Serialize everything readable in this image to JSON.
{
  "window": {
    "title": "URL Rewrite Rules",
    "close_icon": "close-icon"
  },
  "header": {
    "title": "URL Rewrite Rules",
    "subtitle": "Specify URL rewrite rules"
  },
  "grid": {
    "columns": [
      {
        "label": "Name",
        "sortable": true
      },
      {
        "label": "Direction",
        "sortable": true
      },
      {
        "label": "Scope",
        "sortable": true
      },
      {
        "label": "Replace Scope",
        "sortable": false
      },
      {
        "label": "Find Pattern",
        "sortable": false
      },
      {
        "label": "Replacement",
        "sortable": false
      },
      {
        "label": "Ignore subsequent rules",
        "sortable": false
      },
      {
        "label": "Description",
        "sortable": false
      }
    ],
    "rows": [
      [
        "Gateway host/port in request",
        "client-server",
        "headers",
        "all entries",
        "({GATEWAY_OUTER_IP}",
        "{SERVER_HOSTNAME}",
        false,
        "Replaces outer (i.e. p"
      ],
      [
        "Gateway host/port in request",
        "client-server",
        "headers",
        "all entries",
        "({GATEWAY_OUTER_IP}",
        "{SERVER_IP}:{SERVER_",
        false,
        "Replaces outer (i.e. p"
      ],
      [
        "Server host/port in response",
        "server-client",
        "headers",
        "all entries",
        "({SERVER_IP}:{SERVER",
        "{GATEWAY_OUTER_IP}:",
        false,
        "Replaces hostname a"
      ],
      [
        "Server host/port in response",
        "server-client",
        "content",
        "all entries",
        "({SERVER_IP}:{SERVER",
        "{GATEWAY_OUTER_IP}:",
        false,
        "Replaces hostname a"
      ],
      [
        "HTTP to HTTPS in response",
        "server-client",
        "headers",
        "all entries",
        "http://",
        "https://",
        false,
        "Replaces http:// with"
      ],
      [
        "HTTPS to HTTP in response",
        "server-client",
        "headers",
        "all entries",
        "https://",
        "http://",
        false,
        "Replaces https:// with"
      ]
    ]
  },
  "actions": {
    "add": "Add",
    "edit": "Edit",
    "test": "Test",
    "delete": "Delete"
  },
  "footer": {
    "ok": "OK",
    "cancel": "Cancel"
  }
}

**WHAT YOU HAVE TO DO:**
Repeat every line of the material exactly as given.

**FINAL ANSWER:**
Serialize everything readable in this image to JSON.
{
  "window": {
    "title": "URL Rewrite Rules",
    "close_icon": "close-icon"
  },
  "header": {
    "title": "URL Rewrite Rules",
    "subtitle": "Specify URL rewrite rules"
  },
  "grid": {
    "columns": [
      {
        "label": "Name",
        "sortable": true
      },
      {
        "label": "Direction",
        "sortable": true
      },
      {
        "label": "Scope",
        "sortable": true
      },
      {
        "label": "Replace Scope",
        "sortable": false
      },
      {
        "label": "Find Pattern",
        "sortable": false
      },
      {
        "label": "Replacement",
        "sortable": false
      },
      {
        "label": "Ignore subsequent rules",
        "sortable": false
      },
      {
        "label": "Description",
        "sortable": false
      }
    ],
    "rows": [
      [
        "Gateway host/port in request",
        "client-server",
        "headers",
        "all entries",
        "({GATEWAY_OUTER_IP}",
        "{SERVER_HOSTNAME}",
        false,
        "Replaces outer (i.e. p"
      ],
      [
        "Gateway host/port in request",
        "client-server",
        "headers",
        "all entries",
        "({GATEWAY_OUTER_IP}",
        "{SERVER_IP}:{SERVER_",
        false,
        "Replaces outer (i.e. p"
      ],
      [
        "Server host/port in response",
        "server-client",
        "headers",
        "all entries",
        "({SERVER_IP}:{SERVER",
        "{GATEWAY_OUTER_IP}:",
        false,
        "Replaces hostname a"
      ],
      [
        "Server host/port in response",
        "server-client",
        "content",
        "all entries",
        "({SERVER_IP}:{SERVER",
        "{GATEWAY_OUTER_IP}:",
        false,
        "Replaces hostname a"
      ],
      [
        "HTTP to HTTPS in response",
        "server-client",
        "headers",
        "all entries",
        "http://",
        "https://",
        false,
        "Replaces http:// with"
      ],
      [
        "HTTPS to HTTP in response",
        "server-client",
        "headers",
        "all entries",
        "https://",
        "http://",
        false,
        "Replaces https:// with"
      ]
    ]
  },
  "actions": {
    "add": "Add",
    "edit": "Edit",
    "test": "Test",
    "delete": "Delete"
  },
  "footer": {
    "ok": "OK",
    "cancel": "Cancel"
  }
}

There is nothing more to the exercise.